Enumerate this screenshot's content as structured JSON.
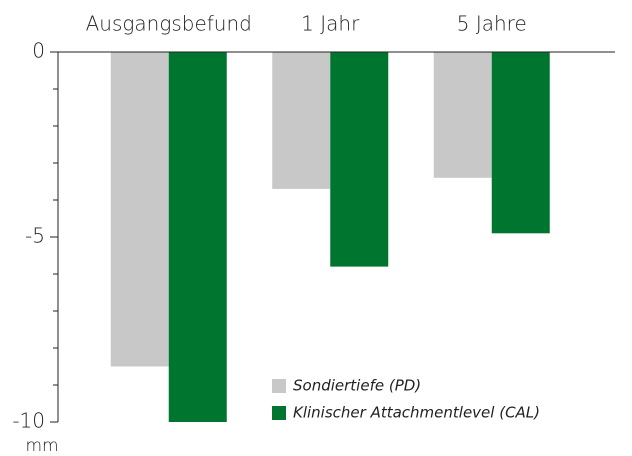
{
  "chart_data": {
    "type": "bar",
    "categories": [
      "Ausgangsbefund",
      "1 Jahr",
      "5 Jahre"
    ],
    "series": [
      {
        "name": "Sondiertiefe (PD)",
        "color": "#c8c8c8",
        "values": [
          -8.5,
          -3.7,
          -3.4
        ]
      },
      {
        "name": "Klinischer Attachmentlevel (CAL)",
        "color": "#00752f",
        "values": [
          -10,
          -5.8,
          -4.9
        ]
      }
    ],
    "ylim": [
      0,
      -10
    ],
    "yticks": [
      0,
      -5,
      -10
    ],
    "yminorticks": [
      -1,
      -2,
      -3,
      -4,
      -6,
      -7,
      -8,
      -9
    ],
    "ylabel": "mm"
  }
}
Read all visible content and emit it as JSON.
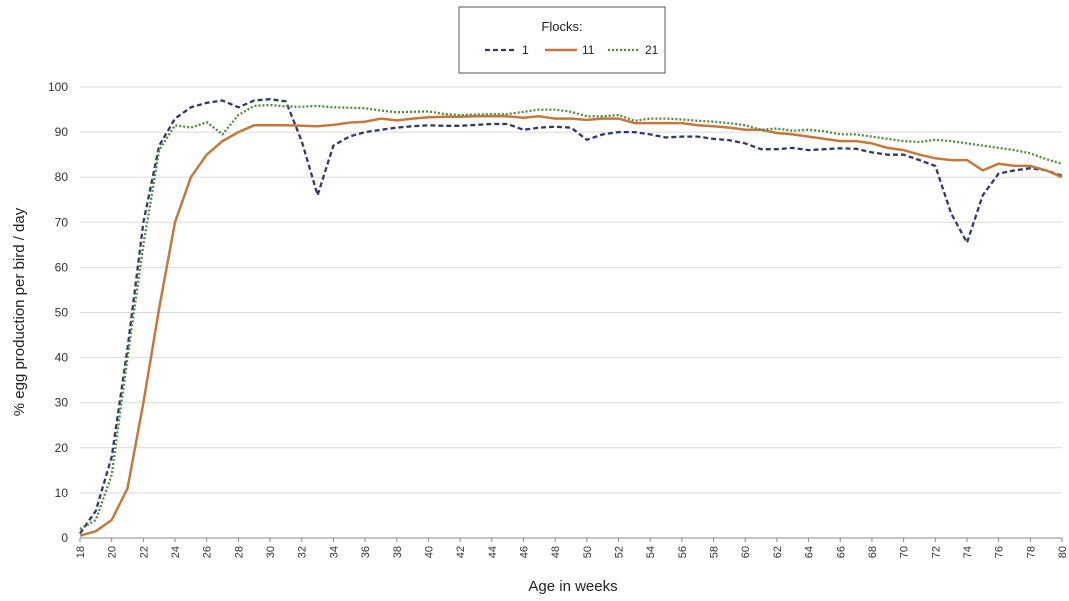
{
  "chart_data": {
    "type": "line",
    "title": "",
    "xlabel": "Age in weeks",
    "ylabel": "% egg production  per bird / day",
    "xlim": [
      18,
      80
    ],
    "ylim": [
      0,
      100
    ],
    "x_ticks": [
      "18",
      "20",
      "22",
      "24",
      "26",
      "28",
      "30",
      "32",
      "34",
      "36",
      "38",
      "40",
      "42",
      "44",
      "46",
      "48",
      "50",
      "52",
      "54",
      "56",
      "58",
      "60",
      "62",
      "64",
      "66",
      "68",
      "70",
      "72",
      "74",
      "76",
      "78",
      "80"
    ],
    "y_ticks": [
      "0",
      "10",
      "20",
      "30",
      "40",
      "50",
      "60",
      "70",
      "80",
      "90",
      "100"
    ],
    "grid": "horizontal",
    "legend": {
      "title": "Flocks:",
      "position": "top-center"
    },
    "x": [
      18,
      19,
      20,
      21,
      22,
      23,
      24,
      25,
      26,
      27,
      28,
      29,
      30,
      31,
      32,
      33,
      34,
      35,
      36,
      37,
      38,
      39,
      40,
      41,
      42,
      43,
      44,
      45,
      46,
      47,
      48,
      49,
      50,
      51,
      52,
      53,
      54,
      55,
      56,
      57,
      58,
      59,
      60,
      61,
      62,
      63,
      64,
      65,
      66,
      67,
      68,
      69,
      70,
      71,
      72,
      73,
      74,
      75,
      76,
      77,
      78,
      79,
      80
    ],
    "series": [
      {
        "name": "1",
        "color": "#2f3a6b",
        "style": "dashed",
        "values": [
          1,
          6,
          18,
          42,
          70,
          87,
          93,
          95.5,
          96.5,
          97,
          95.5,
          97,
          97.3,
          96.8,
          88,
          76,
          87,
          89,
          90,
          90.5,
          91,
          91.3,
          91.5,
          91.4,
          91.4,
          91.6,
          91.8,
          91.8,
          90.5,
          91,
          91.2,
          91,
          88.3,
          89.5,
          90,
          90,
          89.5,
          88.8,
          89,
          89,
          88.5,
          88.2,
          87.5,
          86.2,
          86.2,
          86.5,
          86,
          86.2,
          86.4,
          86.3,
          85.5,
          85,
          85,
          83.8,
          82.5,
          72,
          65.5,
          76,
          80.8,
          81.5,
          82,
          81.5,
          80.3
        ]
      },
      {
        "name": "11",
        "color": "#c07a3e",
        "style": "solid",
        "values": [
          0.5,
          1.5,
          4,
          11,
          30,
          51,
          70,
          80,
          85,
          88,
          90,
          91.5,
          91.5,
          91.5,
          91.4,
          91.3,
          91.6,
          92.1,
          92.3,
          93,
          92.6,
          93,
          93.3,
          93.4,
          93.4,
          93.5,
          93.5,
          93.5,
          93.2,
          93.5,
          93,
          93,
          92.7,
          93,
          93,
          92,
          92,
          92,
          92,
          91.5,
          91.3,
          91,
          90.5,
          90.5,
          89.8,
          89.5,
          89,
          88.5,
          88,
          88,
          87.5,
          86.5,
          86,
          85,
          84.2,
          83.8,
          83.8,
          81.5,
          83,
          82.5,
          82.5,
          81.5,
          80
        ]
      },
      {
        "name": "21",
        "color": "#4e8a3a",
        "style": "dotted",
        "values": [
          2,
          4,
          14,
          40,
          65,
          86,
          91.5,
          91,
          92.2,
          89.5,
          93.8,
          95.8,
          96,
          95.7,
          95.6,
          95.8,
          95.5,
          95.4,
          95.3,
          94.8,
          94.4,
          94.5,
          94.6,
          94,
          93.8,
          93.9,
          94,
          94,
          94.5,
          95,
          95,
          94.5,
          93.5,
          93.5,
          93.8,
          92.5,
          93,
          93,
          92.8,
          92.5,
          92.3,
          92,
          91.5,
          90.5,
          90.8,
          90.3,
          90.5,
          90.2,
          89.5,
          89.5,
          89,
          88.5,
          88,
          87.8,
          88.3,
          88,
          87.5,
          87,
          86.5,
          86,
          85.3,
          84,
          83
        ]
      }
    ]
  }
}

=======

== Requirement ==
The records above must be echoed exactly, minus their pictures.

== Answer to the exercise ==
Enumerate this screenshot's content as structured JSON.
{
  "chart_data": {
    "type": "bar",
    "categories": [
      "Ausgangsbefund",
      "1 Jahr",
      "5 Jahre"
    ],
    "series": [
      {
        "name": "Sondiertiefe (PD)",
        "color": "#c8c8c8",
        "values": [
          -8.5,
          -3.7,
          -3.4
        ]
      },
      {
        "name": "Klinischer Attachmentlevel (CAL)",
        "color": "#00752f",
        "values": [
          -10,
          -5.8,
          -4.9
        ]
      }
    ],
    "ylim": [
      0,
      -10
    ],
    "yticks": [
      0,
      -5,
      -10
    ],
    "yminorticks": [
      -1,
      -2,
      -3,
      -4,
      -6,
      -7,
      -8,
      -9
    ],
    "ylabel": "mm"
  }
}
Read all visible content and emit it as JSON.
{
  "chart_data": {
    "type": "line",
    "title": "",
    "xlabel": "Age in weeks",
    "ylabel": "% egg production  per bird / day",
    "xlim": [
      18,
      80
    ],
    "ylim": [
      0,
      100
    ],
    "x_ticks": [
      "18",
      "20",
      "22",
      "24",
      "26",
      "28",
      "30",
      "32",
      "34",
      "36",
      "38",
      "40",
      "42",
      "44",
      "46",
      "48",
      "50",
      "52",
      "54",
      "56",
      "58",
      "60",
      "62",
      "64",
      "66",
      "68",
      "70",
      "72",
      "74",
      "76",
      "78",
      "80"
    ],
    "y_ticks": [
      "0",
      "10",
      "20",
      "30",
      "40",
      "50",
      "60",
      "70",
      "80",
      "90",
      "100"
    ],
    "grid": "horizontal",
    "legend": {
      "title": "Flocks:",
      "position": "top-center"
    },
    "x": [
      18,
      19,
      20,
      21,
      22,
      23,
      24,
      25,
      26,
      27,
      28,
      29,
      30,
      31,
      32,
      33,
      34,
      35,
      36,
      37,
      38,
      39,
      40,
      41,
      42,
      43,
      44,
      45,
      46,
      47,
      48,
      49,
      50,
      51,
      52,
      53,
      54,
      55,
      56,
      57,
      58,
      59,
      60,
      61,
      62,
      63,
      64,
      65,
      66,
      67,
      68,
      69,
      70,
      71,
      72,
      73,
      74,
      75,
      76,
      77,
      78,
      79,
      80
    ],
    "series": [
      {
        "name": "1",
        "color": "#2f3a6b",
        "style": "dashed",
        "values": [
          1,
          6,
          18,
          42,
          70,
          87,
          93,
          95.5,
          96.5,
          97,
          95.5,
          97,
          97.3,
          96.8,
          88,
          76,
          87,
          89,
          90,
          90.5,
          91,
          91.3,
          91.5,
          91.4,
          91.4,
          91.6,
          91.8,
          91.8,
          90.5,
          91,
          91.2,
          91,
          88.3,
          89.5,
          90,
          90,
          89.5,
          88.8,
          89,
          89,
          88.5,
          88.2,
          87.5,
          86.2,
          86.2,
          86.5,
          86,
          86.2,
          86.4,
          86.3,
          85.5,
          85,
          85,
          83.8,
          82.5,
          72,
          65.5,
          76,
          80.8,
          81.5,
          82,
          81.5,
          80.3
        ]
      },
      {
        "name": "11",
        "color": "#c07a3e",
        "style": "solid",
        "values": [
          0.5,
          1.5,
          4,
          11,
          30,
          51,
          70,
          80,
          85,
          88,
          90,
          91.5,
          91.5,
          91.5,
          91.4,
          91.3,
          91.6,
          92.1,
          92.3,
          93,
          92.6,
          93,
          93.3,
          93.4,
          93.4,
          93.5,
          93.5,
          93.5,
          93.2,
          93.5,
          93,
          93,
          92.7,
          93,
          93,
          92,
          92,
          92,
          92,
          91.5,
          91.3,
          91,
          90.5,
          90.5,
          89.8,
          89.5,
          89,
          88.5,
          88,
          88,
          87.5,
          86.5,
          86,
          85,
          84.2,
          83.8,
          83.8,
          81.5,
          83,
          82.5,
          82.5,
          81.5,
          80
        ]
      },
      {
        "name": "21",
        "color": "#4e8a3a",
        "style": "dotted",
        "values": [
          2,
          4,
          14,
          40,
          65,
          86,
          91.5,
          91,
          92.2,
          89.5,
          93.8,
          95.8,
          96,
          95.7,
          95.6,
          95.8,
          95.5,
          95.4,
          95.3,
          94.8,
          94.4,
          94.5,
          94.6,
          94,
          93.8,
          93.9,
          94,
          94,
          94.5,
          95,
          95,
          94.5,
          93.5,
          93.5,
          93.8,
          92.5,
          93,
          93,
          92.8,
          92.5,
          92.3,
          92,
          91.5,
          90.5,
          90.8,
          90.3,
          90.5,
          90.2,
          89.5,
          89.5,
          89,
          88.5,
          88,
          87.8,
          88.3,
          88,
          87.5,
          87,
          86.5,
          86,
          85.3,
          84,
          83
        ]
      }
    ]
  }
}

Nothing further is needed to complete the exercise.